## RECORDS SUPPLIED:
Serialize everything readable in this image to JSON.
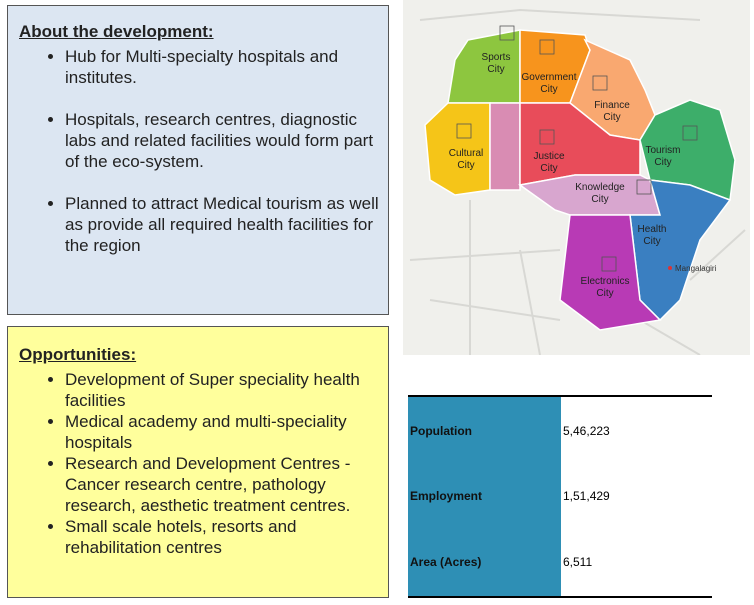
{
  "about": {
    "title": "About the development:",
    "bullets": [
      "Hub for Multi-specialty hospitals and institutes.",
      "Hospitals, research centres, diagnostic labs and related facilities would form part of the eco-system.",
      "Planned to attract Medical tourism as well as provide all required health facilities for the region"
    ]
  },
  "opportunities": {
    "title": "Opportunities:",
    "bullets": [
      "Development of Super speciality health facilities",
      "Medical academy and multi-speciality hospitals",
      "Research and Development Centres - Cancer research centre, pathology research, aesthetic treatment centres.",
      "Small scale hotels, resorts and rehabilitation centres"
    ]
  },
  "map": {
    "zones": [
      [
        "Sports",
        "City"
      ],
      [
        "Government",
        "City"
      ],
      [
        "Finance",
        "City"
      ],
      [
        "Cultural",
        "City"
      ],
      [
        "Justice",
        "City"
      ],
      [
        "Tourism",
        "City"
      ],
      [
        "Knowledge",
        "City"
      ],
      [
        "Health",
        "City"
      ],
      [
        "Electronics",
        "City"
      ]
    ],
    "place": "Mangalagiri"
  },
  "table": {
    "rows": [
      [
        "Population",
        "5,46,223"
      ],
      [
        "Employment",
        "1,51,429"
      ],
      [
        "Area (Acres)",
        "6,511"
      ]
    ]
  }
}
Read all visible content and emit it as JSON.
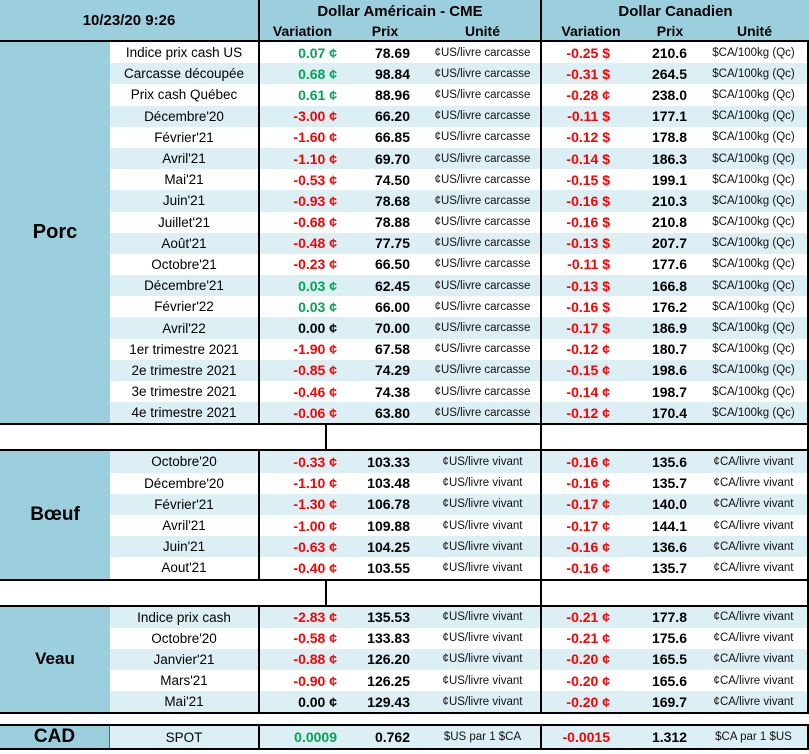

## WHAT YOU SHOULD DO:
Pictures in the data above should not be copied; transcribe everything else exactly.

## EXERCISE ANSWER:
Serialize everything readable in this image to JSON.
{
  "about": {
    "title": "About the development:",
    "bullets": [
      "Hub for Multi-specialty hospitals and institutes.",
      "Hospitals, research centres, diagnostic labs and related facilities would form part of the eco-system.",
      "Planned to attract Medical tourism as well as provide all required health facilities for the region"
    ]
  },
  "opportunities": {
    "title": "Opportunities:",
    "bullets": [
      "Development of Super speciality health facilities",
      "Medical academy and multi-speciality hospitals",
      "Research and Development Centres - Cancer research centre, pathology research, aesthetic treatment centres.",
      "Small scale hotels, resorts and rehabilitation centres"
    ]
  },
  "map": {
    "zones": [
      [
        "Sports",
        "City"
      ],
      [
        "Government",
        "City"
      ],
      [
        "Finance",
        "City"
      ],
      [
        "Cultural",
        "City"
      ],
      [
        "Justice",
        "City"
      ],
      [
        "Tourism",
        "City"
      ],
      [
        "Knowledge",
        "City"
      ],
      [
        "Health",
        "City"
      ],
      [
        "Electronics",
        "City"
      ]
    ],
    "place": "Mangalagiri"
  },
  "table": {
    "rows": [
      [
        "Population",
        "5,46,223"
      ],
      [
        "Employment",
        "1,51,429"
      ],
      [
        "Area (Acres)",
        "6,511"
      ]
    ]
  }
}
Read all visible content and emit it as JSON.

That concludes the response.